*** SUPPLIED ENTRIES ***

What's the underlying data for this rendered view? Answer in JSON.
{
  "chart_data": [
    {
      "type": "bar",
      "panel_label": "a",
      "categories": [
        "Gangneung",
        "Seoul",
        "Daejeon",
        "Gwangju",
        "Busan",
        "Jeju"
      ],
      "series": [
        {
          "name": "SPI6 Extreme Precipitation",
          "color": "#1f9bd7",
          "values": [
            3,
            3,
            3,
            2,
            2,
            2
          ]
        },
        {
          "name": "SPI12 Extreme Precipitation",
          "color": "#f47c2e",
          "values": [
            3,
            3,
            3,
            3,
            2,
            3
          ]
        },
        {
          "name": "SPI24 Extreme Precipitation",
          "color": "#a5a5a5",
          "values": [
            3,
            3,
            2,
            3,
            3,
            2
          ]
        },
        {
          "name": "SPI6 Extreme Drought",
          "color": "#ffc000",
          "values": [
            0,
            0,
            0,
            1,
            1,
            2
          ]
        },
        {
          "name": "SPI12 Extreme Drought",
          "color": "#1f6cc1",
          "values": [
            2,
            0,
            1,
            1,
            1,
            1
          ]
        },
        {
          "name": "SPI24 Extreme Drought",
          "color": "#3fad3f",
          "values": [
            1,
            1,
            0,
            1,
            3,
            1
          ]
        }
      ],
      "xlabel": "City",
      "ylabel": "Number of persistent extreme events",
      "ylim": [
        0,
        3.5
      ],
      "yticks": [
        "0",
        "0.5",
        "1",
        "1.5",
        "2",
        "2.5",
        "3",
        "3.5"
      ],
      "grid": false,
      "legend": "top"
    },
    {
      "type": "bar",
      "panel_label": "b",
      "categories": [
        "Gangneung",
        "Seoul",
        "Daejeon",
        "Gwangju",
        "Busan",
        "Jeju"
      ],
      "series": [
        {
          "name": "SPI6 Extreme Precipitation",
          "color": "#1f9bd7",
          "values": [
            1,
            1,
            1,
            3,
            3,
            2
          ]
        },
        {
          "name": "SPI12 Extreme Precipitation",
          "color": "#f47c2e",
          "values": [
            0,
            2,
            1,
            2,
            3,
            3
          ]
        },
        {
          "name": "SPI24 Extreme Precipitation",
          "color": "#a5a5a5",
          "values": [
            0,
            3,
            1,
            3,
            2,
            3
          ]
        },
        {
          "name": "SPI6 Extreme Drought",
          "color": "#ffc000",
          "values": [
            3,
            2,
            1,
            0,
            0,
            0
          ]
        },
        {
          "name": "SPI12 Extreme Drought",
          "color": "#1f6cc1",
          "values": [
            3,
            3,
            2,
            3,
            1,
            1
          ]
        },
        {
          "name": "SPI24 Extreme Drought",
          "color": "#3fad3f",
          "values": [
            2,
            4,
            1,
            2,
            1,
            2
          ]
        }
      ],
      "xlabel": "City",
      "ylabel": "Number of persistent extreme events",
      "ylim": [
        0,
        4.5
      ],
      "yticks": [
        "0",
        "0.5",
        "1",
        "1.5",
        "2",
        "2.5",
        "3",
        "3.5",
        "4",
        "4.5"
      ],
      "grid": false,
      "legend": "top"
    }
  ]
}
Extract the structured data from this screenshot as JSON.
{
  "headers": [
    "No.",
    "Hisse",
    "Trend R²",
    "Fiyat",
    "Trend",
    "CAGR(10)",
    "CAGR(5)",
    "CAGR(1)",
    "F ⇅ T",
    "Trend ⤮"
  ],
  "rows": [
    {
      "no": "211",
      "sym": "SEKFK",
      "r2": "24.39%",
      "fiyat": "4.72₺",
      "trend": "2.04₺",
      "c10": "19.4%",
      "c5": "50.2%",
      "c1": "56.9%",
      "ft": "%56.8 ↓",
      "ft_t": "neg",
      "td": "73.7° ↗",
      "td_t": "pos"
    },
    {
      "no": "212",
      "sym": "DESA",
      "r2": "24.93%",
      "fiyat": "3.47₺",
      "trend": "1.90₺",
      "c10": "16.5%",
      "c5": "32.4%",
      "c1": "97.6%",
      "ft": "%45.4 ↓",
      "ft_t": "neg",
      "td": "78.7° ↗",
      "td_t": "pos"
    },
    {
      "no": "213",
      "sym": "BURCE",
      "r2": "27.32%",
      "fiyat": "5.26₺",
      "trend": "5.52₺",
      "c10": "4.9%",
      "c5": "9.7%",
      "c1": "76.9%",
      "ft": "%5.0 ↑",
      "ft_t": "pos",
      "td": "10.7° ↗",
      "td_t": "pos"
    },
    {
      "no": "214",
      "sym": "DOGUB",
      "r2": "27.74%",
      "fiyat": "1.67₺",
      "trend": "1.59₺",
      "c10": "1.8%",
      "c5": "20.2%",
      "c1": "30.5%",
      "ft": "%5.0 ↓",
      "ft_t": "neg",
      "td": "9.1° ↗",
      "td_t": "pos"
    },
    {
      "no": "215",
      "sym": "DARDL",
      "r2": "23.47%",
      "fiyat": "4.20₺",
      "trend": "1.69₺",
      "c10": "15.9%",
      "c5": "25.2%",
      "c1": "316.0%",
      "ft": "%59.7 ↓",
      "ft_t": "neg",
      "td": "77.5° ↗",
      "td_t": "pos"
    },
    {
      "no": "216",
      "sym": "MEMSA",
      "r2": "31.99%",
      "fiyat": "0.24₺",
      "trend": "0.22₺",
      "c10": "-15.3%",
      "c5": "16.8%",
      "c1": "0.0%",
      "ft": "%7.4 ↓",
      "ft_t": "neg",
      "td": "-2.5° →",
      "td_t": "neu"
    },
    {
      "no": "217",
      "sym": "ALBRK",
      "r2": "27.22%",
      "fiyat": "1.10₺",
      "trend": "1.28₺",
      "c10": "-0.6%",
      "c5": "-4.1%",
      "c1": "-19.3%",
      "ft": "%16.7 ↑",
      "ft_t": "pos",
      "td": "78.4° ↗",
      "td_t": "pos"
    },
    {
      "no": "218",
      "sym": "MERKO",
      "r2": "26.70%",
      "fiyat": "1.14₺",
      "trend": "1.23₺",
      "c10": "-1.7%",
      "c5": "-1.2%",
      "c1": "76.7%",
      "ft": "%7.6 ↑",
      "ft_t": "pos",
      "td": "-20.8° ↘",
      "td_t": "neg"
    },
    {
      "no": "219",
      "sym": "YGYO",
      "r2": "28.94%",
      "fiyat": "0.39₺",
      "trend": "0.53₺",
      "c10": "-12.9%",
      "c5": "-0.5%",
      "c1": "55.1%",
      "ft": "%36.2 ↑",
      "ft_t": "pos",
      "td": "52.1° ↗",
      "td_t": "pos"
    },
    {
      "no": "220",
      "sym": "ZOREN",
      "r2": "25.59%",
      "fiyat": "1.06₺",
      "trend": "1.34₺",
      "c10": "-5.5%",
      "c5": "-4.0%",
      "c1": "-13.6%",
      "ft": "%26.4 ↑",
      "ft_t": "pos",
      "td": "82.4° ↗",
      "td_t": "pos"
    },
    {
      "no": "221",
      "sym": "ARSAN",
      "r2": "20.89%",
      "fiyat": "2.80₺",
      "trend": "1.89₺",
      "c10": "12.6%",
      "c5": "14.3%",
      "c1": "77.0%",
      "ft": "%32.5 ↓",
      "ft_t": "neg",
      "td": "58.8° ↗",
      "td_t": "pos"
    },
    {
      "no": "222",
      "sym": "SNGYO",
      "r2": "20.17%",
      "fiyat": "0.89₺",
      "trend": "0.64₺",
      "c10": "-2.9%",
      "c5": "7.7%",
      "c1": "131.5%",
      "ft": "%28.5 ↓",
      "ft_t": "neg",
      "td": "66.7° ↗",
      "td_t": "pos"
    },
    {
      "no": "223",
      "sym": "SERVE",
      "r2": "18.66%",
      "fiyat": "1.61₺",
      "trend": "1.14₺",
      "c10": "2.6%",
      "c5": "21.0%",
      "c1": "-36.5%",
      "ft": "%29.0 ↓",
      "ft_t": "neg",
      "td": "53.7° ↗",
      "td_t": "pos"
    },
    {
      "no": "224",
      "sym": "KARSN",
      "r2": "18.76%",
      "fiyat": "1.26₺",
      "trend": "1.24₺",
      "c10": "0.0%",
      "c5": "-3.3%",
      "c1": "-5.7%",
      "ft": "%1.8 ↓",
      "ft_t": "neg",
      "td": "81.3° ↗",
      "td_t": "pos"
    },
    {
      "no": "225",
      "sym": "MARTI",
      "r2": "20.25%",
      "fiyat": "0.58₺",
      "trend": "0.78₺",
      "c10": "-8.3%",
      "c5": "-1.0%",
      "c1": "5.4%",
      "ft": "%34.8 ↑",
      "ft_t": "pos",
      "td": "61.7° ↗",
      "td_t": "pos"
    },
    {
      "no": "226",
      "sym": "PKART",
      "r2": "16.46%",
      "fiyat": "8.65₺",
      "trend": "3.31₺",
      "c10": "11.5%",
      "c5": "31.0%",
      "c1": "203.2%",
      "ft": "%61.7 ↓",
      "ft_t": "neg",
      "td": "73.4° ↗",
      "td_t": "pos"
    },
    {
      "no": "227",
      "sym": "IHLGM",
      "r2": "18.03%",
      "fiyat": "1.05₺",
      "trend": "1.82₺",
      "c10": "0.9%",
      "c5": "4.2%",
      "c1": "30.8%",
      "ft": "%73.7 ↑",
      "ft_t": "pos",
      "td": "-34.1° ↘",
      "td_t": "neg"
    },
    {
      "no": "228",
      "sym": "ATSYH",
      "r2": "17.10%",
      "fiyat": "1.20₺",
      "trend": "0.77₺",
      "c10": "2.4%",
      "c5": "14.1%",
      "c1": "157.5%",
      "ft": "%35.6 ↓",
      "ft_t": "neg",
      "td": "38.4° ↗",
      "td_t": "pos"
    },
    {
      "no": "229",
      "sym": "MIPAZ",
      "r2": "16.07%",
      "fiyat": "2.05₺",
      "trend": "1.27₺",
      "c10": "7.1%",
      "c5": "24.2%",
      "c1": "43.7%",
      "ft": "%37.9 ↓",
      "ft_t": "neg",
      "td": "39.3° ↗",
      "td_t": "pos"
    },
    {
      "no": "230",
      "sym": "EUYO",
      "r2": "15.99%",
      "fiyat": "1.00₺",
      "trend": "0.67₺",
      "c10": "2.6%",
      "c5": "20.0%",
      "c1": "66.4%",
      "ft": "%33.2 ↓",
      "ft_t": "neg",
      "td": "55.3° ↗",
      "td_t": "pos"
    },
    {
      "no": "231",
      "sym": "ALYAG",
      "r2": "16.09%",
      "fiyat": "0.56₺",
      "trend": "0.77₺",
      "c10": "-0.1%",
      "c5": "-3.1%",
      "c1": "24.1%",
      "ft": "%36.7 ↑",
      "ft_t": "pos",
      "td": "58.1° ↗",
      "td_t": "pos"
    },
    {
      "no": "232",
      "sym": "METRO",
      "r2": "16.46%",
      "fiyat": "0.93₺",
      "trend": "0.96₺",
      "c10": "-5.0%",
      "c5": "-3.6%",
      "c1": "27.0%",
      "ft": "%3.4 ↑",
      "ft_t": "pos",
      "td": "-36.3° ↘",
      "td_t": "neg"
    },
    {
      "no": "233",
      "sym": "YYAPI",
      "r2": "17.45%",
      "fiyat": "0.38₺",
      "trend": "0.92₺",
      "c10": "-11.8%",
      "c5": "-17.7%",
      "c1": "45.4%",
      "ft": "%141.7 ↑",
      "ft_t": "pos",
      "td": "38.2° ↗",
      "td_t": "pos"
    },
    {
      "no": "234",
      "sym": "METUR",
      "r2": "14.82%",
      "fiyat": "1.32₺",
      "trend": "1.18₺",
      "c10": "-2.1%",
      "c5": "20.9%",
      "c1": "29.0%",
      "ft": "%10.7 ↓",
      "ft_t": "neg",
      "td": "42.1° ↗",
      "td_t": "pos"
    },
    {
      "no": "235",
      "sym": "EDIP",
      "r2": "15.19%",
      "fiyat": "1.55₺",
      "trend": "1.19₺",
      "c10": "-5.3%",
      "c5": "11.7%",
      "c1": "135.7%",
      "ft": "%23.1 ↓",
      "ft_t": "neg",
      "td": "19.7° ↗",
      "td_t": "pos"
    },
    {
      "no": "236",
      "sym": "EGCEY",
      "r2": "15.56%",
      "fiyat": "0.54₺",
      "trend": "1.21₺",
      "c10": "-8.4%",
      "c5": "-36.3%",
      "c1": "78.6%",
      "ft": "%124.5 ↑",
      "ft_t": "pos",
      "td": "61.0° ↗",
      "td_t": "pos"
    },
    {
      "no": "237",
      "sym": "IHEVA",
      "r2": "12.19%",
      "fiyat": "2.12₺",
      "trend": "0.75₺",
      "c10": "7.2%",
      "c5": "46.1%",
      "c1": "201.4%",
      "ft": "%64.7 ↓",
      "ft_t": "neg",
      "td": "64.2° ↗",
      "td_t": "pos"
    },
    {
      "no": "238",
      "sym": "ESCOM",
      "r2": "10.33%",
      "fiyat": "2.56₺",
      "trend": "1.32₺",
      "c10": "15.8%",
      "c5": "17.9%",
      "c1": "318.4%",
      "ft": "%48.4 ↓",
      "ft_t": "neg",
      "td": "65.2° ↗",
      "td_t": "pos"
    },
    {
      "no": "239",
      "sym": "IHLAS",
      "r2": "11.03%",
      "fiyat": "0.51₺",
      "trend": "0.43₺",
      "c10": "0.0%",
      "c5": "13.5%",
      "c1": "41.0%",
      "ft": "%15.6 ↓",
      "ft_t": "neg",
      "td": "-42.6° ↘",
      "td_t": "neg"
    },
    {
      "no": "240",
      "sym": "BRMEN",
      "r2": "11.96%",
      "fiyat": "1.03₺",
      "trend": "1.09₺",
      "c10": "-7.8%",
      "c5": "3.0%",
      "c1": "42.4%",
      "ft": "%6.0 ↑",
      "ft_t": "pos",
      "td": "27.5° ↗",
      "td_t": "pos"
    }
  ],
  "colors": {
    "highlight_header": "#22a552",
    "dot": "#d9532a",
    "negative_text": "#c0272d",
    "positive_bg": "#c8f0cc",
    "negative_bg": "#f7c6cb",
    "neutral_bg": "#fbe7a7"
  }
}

***

*STATED GOAL:* Pick out all lines from the data above in which the word "this" appears.

*FINISHED EXERCISE:*
What's the underlying data for this rendered view? Answer in JSON.
Extract the structured data from this screenshot as JSON.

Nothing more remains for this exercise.